● Given task
Filter the entries and keep only the lines where the string "中国人民解放战争胜利" appears.
....................
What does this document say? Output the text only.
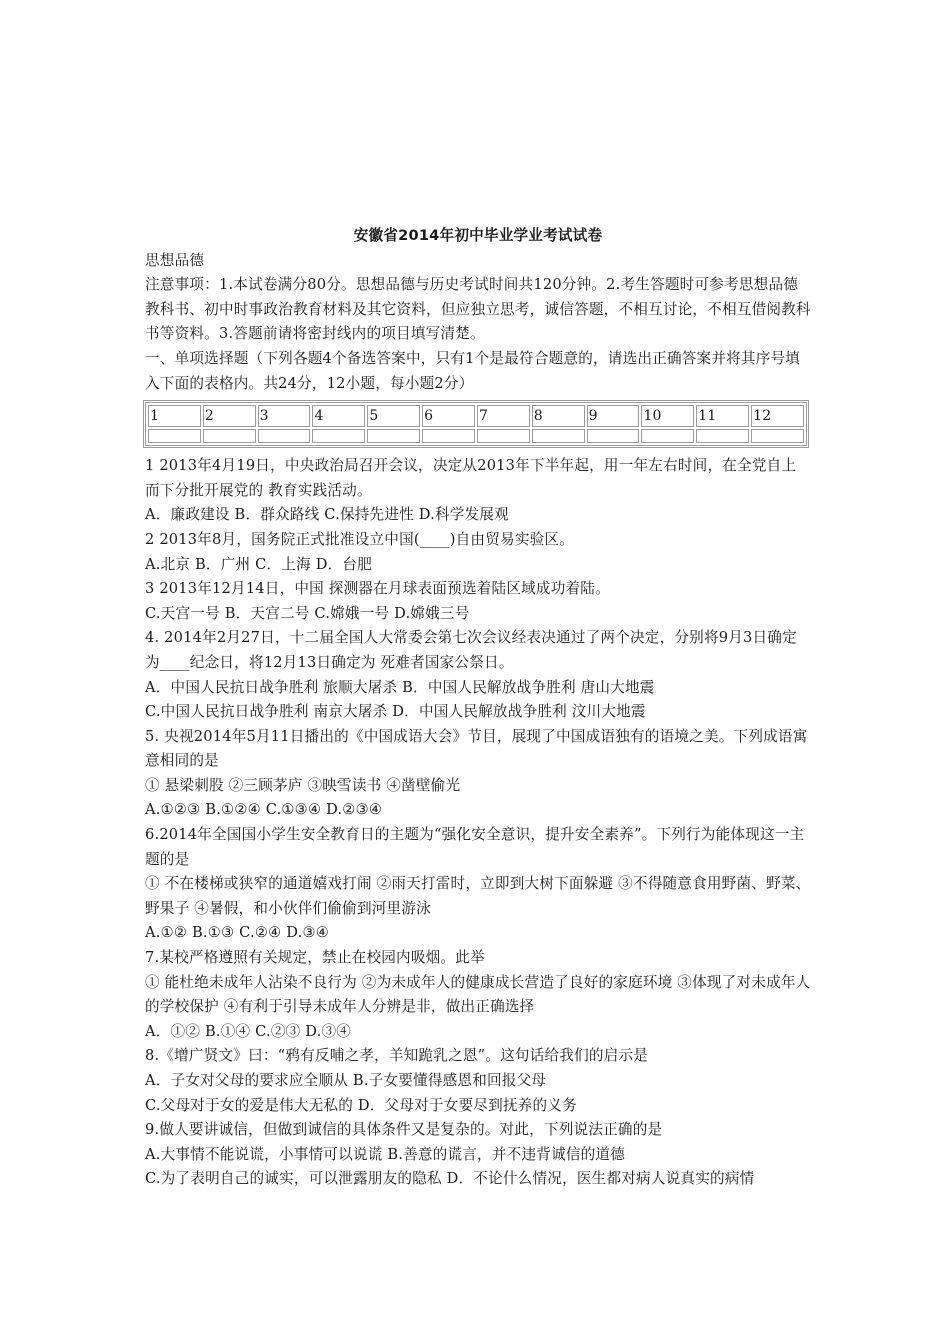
安徽省2014年初中毕业学业考试试卷

思想品德

注意事项：1.本试卷满分80分。思想品德与历史考试时间共120分钟。2.考生答题时可参考思想品德教科书、初中时事政治教育材料及其它资料，但应独立思考，诚信答题，不相互讨论，不相互借阅教科书等资料。3.答题前请将密封线内的项目填写清楚。

一、单项选择题（下列各题4个备选答案中，只有1个是最符合题意的，请选出正确答案并将其序号填入下面的表格内。共24分，12小题，每小题2分）

1	2	3	4	5	6	7	8	9	10	11	12

1 2013年4月19日，中央政治局召开会议，决定从2013年下半年起，用一年左右时间，在全党自上而下分批开展党的 教育实践活动。

A．廉政建设 B．群众路线 C.保持先进性 D.科学发展观

2 2013年8月，国务院正式批准设立中国(____)自由贸易实验区。

A.北京 B．广州 C．上海 D．台肥

3 2013年12月14日，中国 探测器在月球表面预选着陆区域成功着陆。

C.天宫一号 B．天宫二号 C.嫦娥一号 D.嫦娥三号

4. 2014年2月27日，十二届全国人大常委会第七次会议经表决通过了两个决定，分别将9月3日确定为____纪念日，将12月13日确定为 死难者国家公祭日。

A．中国人民抗日战争胜利 旅顺大屠杀 B．中国人民解放战争胜利 唐山大地震

C.中国人民抗日战争胜利 南京大屠杀 D．中国人民解放战争胜利 汶川大地震

5. 央视2014年5月11日播出的《中国成语大会》节目，展现了中国成语独有的语境之美。下列成语寓意相同的是

① 悬梁刺股 ②三顾茅庐 ③映雪读书 ④凿壁偷光

A.①②③ B.①②④ C.①③④ D.②③④

6.2014年全国国小学生安全教育日的主题为“强化安全意识，提升安全素养”。下列行为能体现这一主题的是

① 不在楼梯或狭窄的通道嬉戏打闹 ②雨天打雷时，立即到大树下面躲避 ③不得随意食用野菌、野菜、野果子 ④暑假，和小伙伴们偷偷到河里游泳

A.①② B.①③ C.②④ D.③④

7.某校严格遵照有关规定，禁止在校园内吸烟。此举

① 能杜绝未成年人沾染不良行为 ②为未成年人的健康成长营造了良好的家庭环境 ③体现了对未成年人的学校保护 ④有利于引导未成年人分辨是非，做出正确选择

A．①② B.①④ C.②③ D.③④

8.《增广贤文》曰：“鸦有反哺之孝，羊知跪乳之恩”。这句话给我们的启示是

A．子女对父母的要求应全顺从 B.子女要懂得感恩和回报父母

C.父母对于女的爱是伟大无私的 D．父母对于女要尽到抚养的义务

9.做人要讲诚信，但做到诚信的具体条件又是复杂的。对此，下列说法正确的是

A.大事情不能说谎，小事情可以说谎 B.善意的谎言，并不违背诚信的道德

C.为了表明自己的诚实，可以泄露朋友的隐私 D．不论什么情况，医生都对病人说真实的病情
....................
● Exercise answer
A．中国人民抗日战争胜利 旅顺大屠杀 B．中国人民解放战争胜利 唐山大地震
C.中国人民抗日战争胜利 南京大屠杀 D．中国人民解放战争胜利 汶川大地震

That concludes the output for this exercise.